Data entries:
=====

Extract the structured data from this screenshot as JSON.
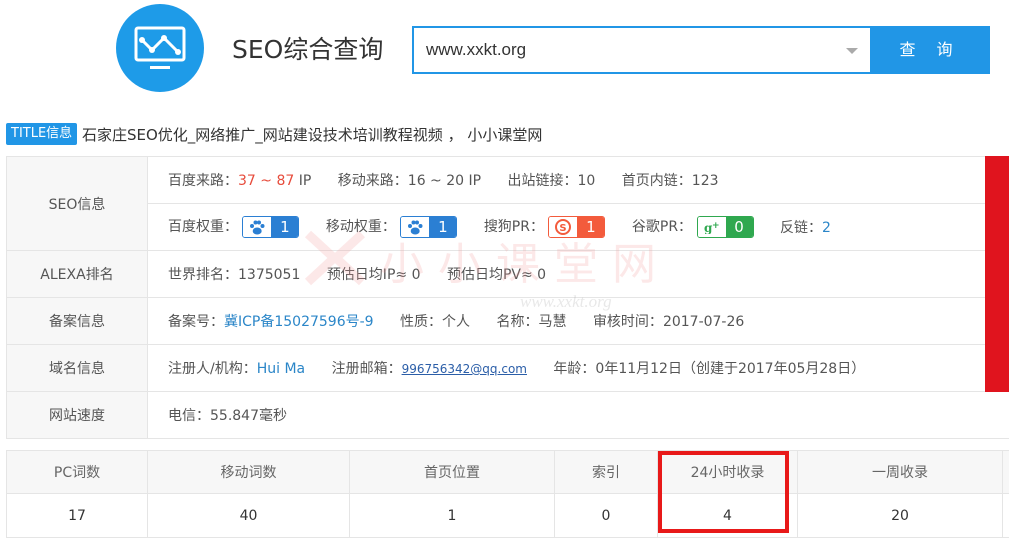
{
  "header": {
    "brand_title": "SEO综合查询",
    "search_value": "www.xxkt.org",
    "search_button": "查 询"
  },
  "title_row": {
    "badge": "TITLE信息",
    "text": "石家庄SEO优化_网络推广_网站建设技术培训教程视频 ， 小小课堂网"
  },
  "seo_info": {
    "label": "SEO信息",
    "row1": {
      "baidu_source_label": "百度来路：",
      "baidu_source_min": "37",
      "baidu_source_sep": " ~ ",
      "baidu_source_max": "87",
      "baidu_source_unit": " IP",
      "mobile_source_label": "移动来路：",
      "mobile_source_value": "16 ~ 20 IP",
      "outbound_label": "出站链接：",
      "outbound_value": "10",
      "home_internal_label": "首页内链：",
      "home_internal_value": "123"
    },
    "row2": {
      "baidu_weight_label": "百度权重：",
      "baidu_weight_value": "1",
      "mobile_weight_label": "移动权重：",
      "mobile_weight_value": "1",
      "sogou_pr_label": "搜狗PR：",
      "sogou_pr_value": "1",
      "google_pr_label": "谷歌PR：",
      "google_pr_value": "0",
      "backlinks_label": "反链：",
      "backlinks_value": "2"
    }
  },
  "alexa": {
    "label": "ALEXA排名",
    "world_rank_label": "世界排名：",
    "world_rank_value": "1375051",
    "daily_ip_label": "预估日均IP≈",
    "daily_ip_value": "0",
    "daily_pv_label": "预估日均PV≈",
    "daily_pv_value": "0"
  },
  "icp": {
    "label": "备案信息",
    "number_label": "备案号：",
    "number_value": "冀ICP备15027596号-9",
    "nature_label": "性质：",
    "nature_value": "个人",
    "name_label": "名称：",
    "name_value": "马慧",
    "review_label": "审核时间：",
    "review_value": "2017-07-26"
  },
  "domain": {
    "label": "域名信息",
    "registrant_label": "注册人/机构：",
    "registrant_value": "Hui Ma",
    "email_label": "注册邮箱：",
    "email_value": "996756342@qq.com",
    "age_label": "年龄：",
    "age_value": "0年11月12日（创建于2017年05月28日）"
  },
  "speed": {
    "label": "网站速度",
    "value": "电信：55.847毫秒"
  },
  "watermark": {
    "cn": "小小课堂网",
    "url": "www.xxkt.org"
  },
  "stats": {
    "headers": [
      "PC词数",
      "移动词数",
      "首页位置",
      "索引",
      "24小时收录",
      "一周收录"
    ],
    "values": [
      "17",
      "40",
      "1",
      "0",
      "4",
      "20"
    ]
  },
  "colors": {
    "accent": "#2196e6",
    "highlight": "#e81919",
    "banner": "#e0141e"
  }
}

=====

== Your objective ==
Reproduce the data above in full, exactly as it is, with the pictures left out.

== Expected answer ==
Extract the structured data from this screenshot as JSON.
{
  "header": {
    "brand_title": "SEO综合查询",
    "search_value": "www.xxkt.org",
    "search_button": "查 询"
  },
  "title_row": {
    "badge": "TITLE信息",
    "text": "石家庄SEO优化_网络推广_网站建设技术培训教程视频 ， 小小课堂网"
  },
  "seo_info": {
    "label": "SEO信息",
    "row1": {
      "baidu_source_label": "百度来路：",
      "baidu_source_min": "37",
      "baidu_source_sep": " ~ ",
      "baidu_source_max": "87",
      "baidu_source_unit": " IP",
      "mobile_source_label": "移动来路：",
      "mobile_source_value": "16 ~ 20 IP",
      "outbound_label": "出站链接：",
      "outbound_value": "10",
      "home_internal_label": "首页内链：",
      "home_internal_value": "123"
    },
    "row2": {
      "baidu_weight_label": "百度权重：",
      "baidu_weight_value": "1",
      "mobile_weight_label": "移动权重：",
      "mobile_weight_value": "1",
      "sogou_pr_label": "搜狗PR：",
      "sogou_pr_value": "1",
      "google_pr_label": "谷歌PR：",
      "google_pr_value": "0",
      "backlinks_label": "反链：",
      "backlinks_value": "2"
    }
  },
  "alexa": {
    "label": "ALEXA排名",
    "world_rank_label": "世界排名：",
    "world_rank_value": "1375051",
    "daily_ip_label": "预估日均IP≈",
    "daily_ip_value": "0",
    "daily_pv_label": "预估日均PV≈",
    "daily_pv_value": "0"
  },
  "icp": {
    "label": "备案信息",
    "number_label": "备案号：",
    "number_value": "冀ICP备15027596号-9",
    "nature_label": "性质：",
    "nature_value": "个人",
    "name_label": "名称：",
    "name_value": "马慧",
    "review_label": "审核时间：",
    "review_value": "2017-07-26"
  },
  "domain": {
    "label": "域名信息",
    "registrant_label": "注册人/机构：",
    "registrant_value": "Hui Ma",
    "email_label": "注册邮箱：",
    "email_value": "996756342@qq.com",
    "age_label": "年龄：",
    "age_value": "0年11月12日（创建于2017年05月28日）"
  },
  "speed": {
    "label": "网站速度",
    "value": "电信：55.847毫秒"
  },
  "watermark": {
    "cn": "小小课堂网",
    "url": "www.xxkt.org"
  },
  "stats": {
    "headers": [
      "PC词数",
      "移动词数",
      "首页位置",
      "索引",
      "24小时收录",
      "一周收录"
    ],
    "values": [
      "17",
      "40",
      "1",
      "0",
      "4",
      "20"
    ]
  },
  "colors": {
    "accent": "#2196e6",
    "highlight": "#e81919",
    "banner": "#e0141e"
  }
}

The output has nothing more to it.